**EXERCISE AIM**
Your task is to give the listing below back word for word, pictures excluded.

**EXCERPTED DATA**

___

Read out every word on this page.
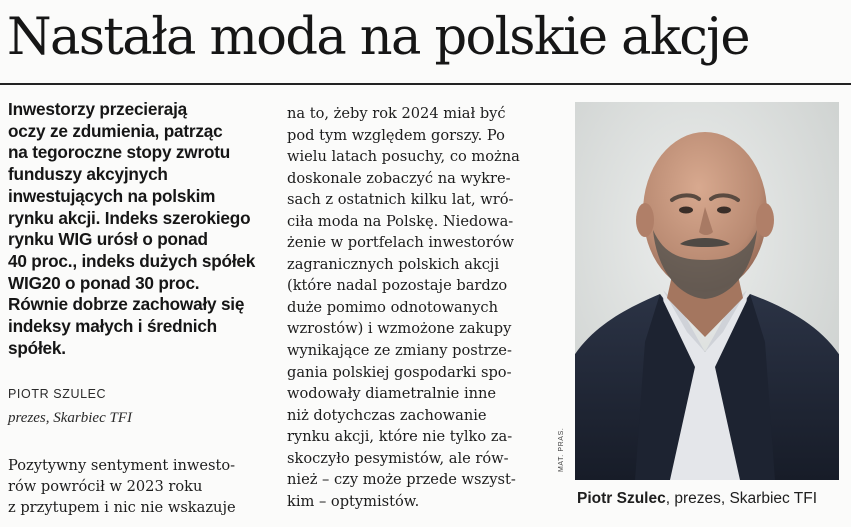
Nastała moda na polskie akcje
Inwestorzy przecierają
oczy ze zdumienia, patrząc
na tegoroczne stopy zwrotu
funduszy akcyjnych
inwestujących na polskim
rynku akcji. Indeks szerokiego
rynku WIG urósł o ponad
40 proc., indeks dużych spółek
WIG20 o ponad 30 proc.
Równie dobrze zachowały się
indeksy małych i średnich
spółek.
PIOTR SZULEC
prezes, Skarbiec TFI
Pozytywny sentyment inwesto-
rów powrócił w 2023 roku
z przytupem i nic nie wskazuje
na to, żeby rok 2024 miał być
pod tym względem gorszy. Po
wielu latach posuchy, co można
doskonale zobaczyć na wykre-
sach z ostatnich kilku lat, wró-
ciła moda na Polskę. Niedowa-
żenie w portfelach inwestorów
zagranicznych polskich akcji
(które nadal pozostaje bardzo
duże pomimo odnotowanych
wzrostów) i wzmożone zakupy
wynikające ze zmiany postrze-
gania polskiej gospodarki spo-
wodowały diametralnie inne
niż dotychczas zachowanie
rynku akcji, które nie tylko za-
skoczyło pesymistów, ale rów-
nież – czy może przede wszyst-
kim – optymistów.
MAT. PRAS.
Piotr Szulec, prezes, Skarbiec TFI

___

**WRITTEN ANSWER**
Read out every word on this page.
Nastała moda na polskie akcje
Inwestorzy przecierają
oczy ze zdumienia, patrząc
na tegoroczne stopy zwrotu
funduszy akcyjnych
inwestujących na polskim
rynku akcji. Indeks szerokiego
rynku WIG urósł o ponad
40 proc., indeks dużych spółek
WIG20 o ponad 30 proc.
Równie dobrze zachowały się
indeksy małych i średnich
spółek.
PIOTR SZULEC
prezes, Skarbiec TFI
Pozytywny sentyment inwesto-
rów powrócił w 2023 roku
z przytupem i nic nie wskazuje
na to, żeby rok 2024 miał być
pod tym względem gorszy. Po
wielu latach posuchy, co można
doskonale zobaczyć na wykre-
sach z ostatnich kilku lat, wró-
ciła moda na Polskę. Niedowa-
żenie w portfelach inwestorów
zagranicznych polskich akcji
(które nadal pozostaje bardzo
duże pomimo odnotowanych
wzrostów) i wzmożone zakupy
wynikające ze zmiany postrze-
gania polskiej gospodarki spo-
wodowały diametralnie inne
niż dotychczas zachowanie
rynku akcji, które nie tylko za-
skoczyło pesymistów, ale rów-
nież – czy może przede wszyst-
kim – optymistów.
MAT. PRAS.
Piotr Szulec, prezes, Skarbiec TFI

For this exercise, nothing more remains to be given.